- [EXERCISE] Copy the listing from its first line up to and including the line with "minimize-button[interactable]: [1154, 0, 1201, 32]", replacing "toggle-knob" with "switch-knob" and changing nothing else.
Begin DATASET EXCERPTS
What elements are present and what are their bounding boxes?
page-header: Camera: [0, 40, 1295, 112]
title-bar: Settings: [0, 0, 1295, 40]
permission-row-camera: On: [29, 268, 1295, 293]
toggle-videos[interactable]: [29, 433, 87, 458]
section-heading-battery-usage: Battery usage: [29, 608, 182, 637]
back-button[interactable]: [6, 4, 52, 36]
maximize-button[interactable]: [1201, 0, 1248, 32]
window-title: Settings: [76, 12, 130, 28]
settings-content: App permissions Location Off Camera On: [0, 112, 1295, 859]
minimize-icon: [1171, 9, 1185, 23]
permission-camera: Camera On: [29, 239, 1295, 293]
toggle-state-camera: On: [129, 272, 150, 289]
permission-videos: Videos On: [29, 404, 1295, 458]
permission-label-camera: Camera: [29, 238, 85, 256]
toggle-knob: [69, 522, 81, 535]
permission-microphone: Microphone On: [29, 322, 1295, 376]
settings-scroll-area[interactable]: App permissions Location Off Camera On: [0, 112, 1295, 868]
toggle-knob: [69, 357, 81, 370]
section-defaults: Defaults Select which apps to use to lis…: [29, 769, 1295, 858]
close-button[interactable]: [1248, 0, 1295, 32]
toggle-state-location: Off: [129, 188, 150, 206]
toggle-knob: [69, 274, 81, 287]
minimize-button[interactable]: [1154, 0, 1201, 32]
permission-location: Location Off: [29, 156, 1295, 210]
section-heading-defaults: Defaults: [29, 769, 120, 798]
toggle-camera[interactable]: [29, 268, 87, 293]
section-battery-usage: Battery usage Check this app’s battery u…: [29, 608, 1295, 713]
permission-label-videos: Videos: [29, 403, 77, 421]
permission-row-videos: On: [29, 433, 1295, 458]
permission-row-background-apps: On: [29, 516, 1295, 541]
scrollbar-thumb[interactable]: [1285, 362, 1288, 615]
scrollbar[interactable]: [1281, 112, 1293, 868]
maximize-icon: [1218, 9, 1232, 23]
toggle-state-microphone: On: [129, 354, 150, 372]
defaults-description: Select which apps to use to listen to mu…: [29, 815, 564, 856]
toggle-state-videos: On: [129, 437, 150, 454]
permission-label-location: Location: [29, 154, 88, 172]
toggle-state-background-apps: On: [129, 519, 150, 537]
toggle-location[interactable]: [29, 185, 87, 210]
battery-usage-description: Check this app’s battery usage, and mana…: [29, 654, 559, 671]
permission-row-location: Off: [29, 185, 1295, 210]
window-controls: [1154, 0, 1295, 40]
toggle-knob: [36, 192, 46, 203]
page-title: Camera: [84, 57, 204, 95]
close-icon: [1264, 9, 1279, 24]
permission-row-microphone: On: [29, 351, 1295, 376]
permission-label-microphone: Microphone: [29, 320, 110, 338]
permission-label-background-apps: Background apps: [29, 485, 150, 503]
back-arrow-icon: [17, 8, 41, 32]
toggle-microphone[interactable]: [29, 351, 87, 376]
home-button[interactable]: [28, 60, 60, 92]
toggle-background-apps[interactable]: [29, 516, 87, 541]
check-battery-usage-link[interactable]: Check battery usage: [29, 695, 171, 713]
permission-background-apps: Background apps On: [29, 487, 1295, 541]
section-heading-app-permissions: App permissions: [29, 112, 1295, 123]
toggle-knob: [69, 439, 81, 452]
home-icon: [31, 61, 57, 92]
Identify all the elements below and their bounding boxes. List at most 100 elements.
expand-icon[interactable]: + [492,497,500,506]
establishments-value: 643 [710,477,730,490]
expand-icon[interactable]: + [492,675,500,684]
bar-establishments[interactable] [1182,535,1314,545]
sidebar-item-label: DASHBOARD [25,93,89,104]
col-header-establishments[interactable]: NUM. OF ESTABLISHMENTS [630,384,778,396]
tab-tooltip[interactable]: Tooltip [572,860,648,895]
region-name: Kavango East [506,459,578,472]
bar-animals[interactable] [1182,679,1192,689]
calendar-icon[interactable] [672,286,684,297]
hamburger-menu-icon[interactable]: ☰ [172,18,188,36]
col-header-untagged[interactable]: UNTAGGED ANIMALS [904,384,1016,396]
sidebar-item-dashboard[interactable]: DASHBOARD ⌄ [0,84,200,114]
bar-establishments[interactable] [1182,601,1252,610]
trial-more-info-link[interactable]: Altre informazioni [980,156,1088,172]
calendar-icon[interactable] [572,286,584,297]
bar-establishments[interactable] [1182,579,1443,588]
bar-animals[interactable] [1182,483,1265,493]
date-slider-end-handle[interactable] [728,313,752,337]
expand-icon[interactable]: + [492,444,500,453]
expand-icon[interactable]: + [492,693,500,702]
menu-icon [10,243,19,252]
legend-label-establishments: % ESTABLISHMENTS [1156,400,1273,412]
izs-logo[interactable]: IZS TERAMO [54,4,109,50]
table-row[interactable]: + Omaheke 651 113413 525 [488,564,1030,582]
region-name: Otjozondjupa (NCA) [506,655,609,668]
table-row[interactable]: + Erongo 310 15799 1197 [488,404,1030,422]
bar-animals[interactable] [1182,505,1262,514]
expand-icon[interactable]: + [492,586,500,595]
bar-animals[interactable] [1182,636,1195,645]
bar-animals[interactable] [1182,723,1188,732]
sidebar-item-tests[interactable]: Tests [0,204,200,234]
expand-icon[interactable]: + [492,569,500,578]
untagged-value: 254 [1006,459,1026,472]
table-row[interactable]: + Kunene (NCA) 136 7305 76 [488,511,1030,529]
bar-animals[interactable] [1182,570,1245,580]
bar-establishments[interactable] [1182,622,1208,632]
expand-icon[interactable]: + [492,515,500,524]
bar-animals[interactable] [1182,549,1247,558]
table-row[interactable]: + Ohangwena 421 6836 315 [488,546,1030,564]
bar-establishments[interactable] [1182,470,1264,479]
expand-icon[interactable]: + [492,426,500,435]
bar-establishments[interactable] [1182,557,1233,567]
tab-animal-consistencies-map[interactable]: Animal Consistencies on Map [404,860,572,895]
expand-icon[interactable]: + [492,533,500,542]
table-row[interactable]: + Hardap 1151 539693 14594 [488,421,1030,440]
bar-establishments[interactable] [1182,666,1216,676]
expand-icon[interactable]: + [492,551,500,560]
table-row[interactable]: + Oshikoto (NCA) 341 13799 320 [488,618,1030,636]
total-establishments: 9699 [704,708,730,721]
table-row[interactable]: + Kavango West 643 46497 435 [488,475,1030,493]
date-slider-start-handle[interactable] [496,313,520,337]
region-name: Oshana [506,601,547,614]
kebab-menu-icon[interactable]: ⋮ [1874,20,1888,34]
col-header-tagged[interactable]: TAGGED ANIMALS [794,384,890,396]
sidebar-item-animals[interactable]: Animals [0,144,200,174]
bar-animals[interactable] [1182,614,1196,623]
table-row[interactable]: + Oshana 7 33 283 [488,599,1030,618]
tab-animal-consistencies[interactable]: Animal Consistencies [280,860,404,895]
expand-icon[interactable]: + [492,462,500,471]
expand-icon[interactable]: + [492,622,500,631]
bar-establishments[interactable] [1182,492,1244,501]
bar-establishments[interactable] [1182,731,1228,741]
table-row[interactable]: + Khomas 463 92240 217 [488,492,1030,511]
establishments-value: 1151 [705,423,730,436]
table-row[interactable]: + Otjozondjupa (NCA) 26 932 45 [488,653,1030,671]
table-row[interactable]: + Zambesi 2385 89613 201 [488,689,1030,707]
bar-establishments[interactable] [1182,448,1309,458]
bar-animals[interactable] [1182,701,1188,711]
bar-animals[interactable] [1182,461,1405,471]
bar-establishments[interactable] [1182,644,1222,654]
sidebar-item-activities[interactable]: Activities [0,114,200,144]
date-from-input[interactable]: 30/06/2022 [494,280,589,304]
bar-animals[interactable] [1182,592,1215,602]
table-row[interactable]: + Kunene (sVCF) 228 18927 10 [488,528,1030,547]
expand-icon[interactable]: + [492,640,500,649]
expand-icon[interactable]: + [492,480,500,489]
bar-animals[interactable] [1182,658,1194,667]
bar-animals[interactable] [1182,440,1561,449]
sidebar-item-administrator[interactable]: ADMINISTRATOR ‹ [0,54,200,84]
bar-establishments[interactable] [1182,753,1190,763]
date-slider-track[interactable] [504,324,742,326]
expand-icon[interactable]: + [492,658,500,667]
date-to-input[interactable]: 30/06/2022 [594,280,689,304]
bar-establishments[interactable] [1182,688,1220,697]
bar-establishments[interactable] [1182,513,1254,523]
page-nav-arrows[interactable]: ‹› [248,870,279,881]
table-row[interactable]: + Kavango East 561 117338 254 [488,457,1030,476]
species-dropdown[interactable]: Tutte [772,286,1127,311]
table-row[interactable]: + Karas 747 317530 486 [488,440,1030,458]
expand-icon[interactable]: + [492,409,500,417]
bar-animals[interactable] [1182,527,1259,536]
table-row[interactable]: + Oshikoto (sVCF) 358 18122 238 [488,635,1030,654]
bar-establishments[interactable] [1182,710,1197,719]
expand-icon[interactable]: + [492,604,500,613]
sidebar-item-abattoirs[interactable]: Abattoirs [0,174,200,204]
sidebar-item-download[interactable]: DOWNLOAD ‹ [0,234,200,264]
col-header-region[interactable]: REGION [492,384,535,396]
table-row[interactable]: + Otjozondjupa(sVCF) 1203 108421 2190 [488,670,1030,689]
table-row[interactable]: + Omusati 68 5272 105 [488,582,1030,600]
End DATASET EXCERPTS
- [THE RESPONSE]
What elements are present and what are their bounding boxes?
page-header: Camera: [0, 40, 1295, 112]
title-bar: Settings: [0, 0, 1295, 40]
permission-row-camera: On: [29, 268, 1295, 293]
toggle-videos[interactable]: [29, 433, 87, 458]
section-heading-battery-usage: Battery usage: [29, 608, 182, 637]
back-button[interactable]: [6, 4, 52, 36]
maximize-button[interactable]: [1201, 0, 1248, 32]
window-title: Settings: [76, 12, 130, 28]
settings-content: App permissions Location Off Camera On: [0, 112, 1295, 859]
minimize-icon: [1171, 9, 1185, 23]
permission-camera: Camera On: [29, 239, 1295, 293]
toggle-state-camera: On: [129, 272, 150, 289]
permission-videos: Videos On: [29, 404, 1295, 458]
permission-label-camera: Camera: [29, 238, 85, 256]
switch-knob: [69, 522, 81, 535]
permission-microphone: Microphone On: [29, 322, 1295, 376]
settings-scroll-area[interactable]: App permissions Location Off Camera On: [0, 112, 1295, 868]
switch-knob: [69, 357, 81, 370]
section-defaults: Defaults Select which apps to use to lis…: [29, 769, 1295, 858]
close-button[interactable]: [1248, 0, 1295, 32]
toggle-state-location: Off: [129, 188, 150, 206]
switch-knob: [69, 274, 81, 287]
minimize-button[interactable]: [1154, 0, 1201, 32]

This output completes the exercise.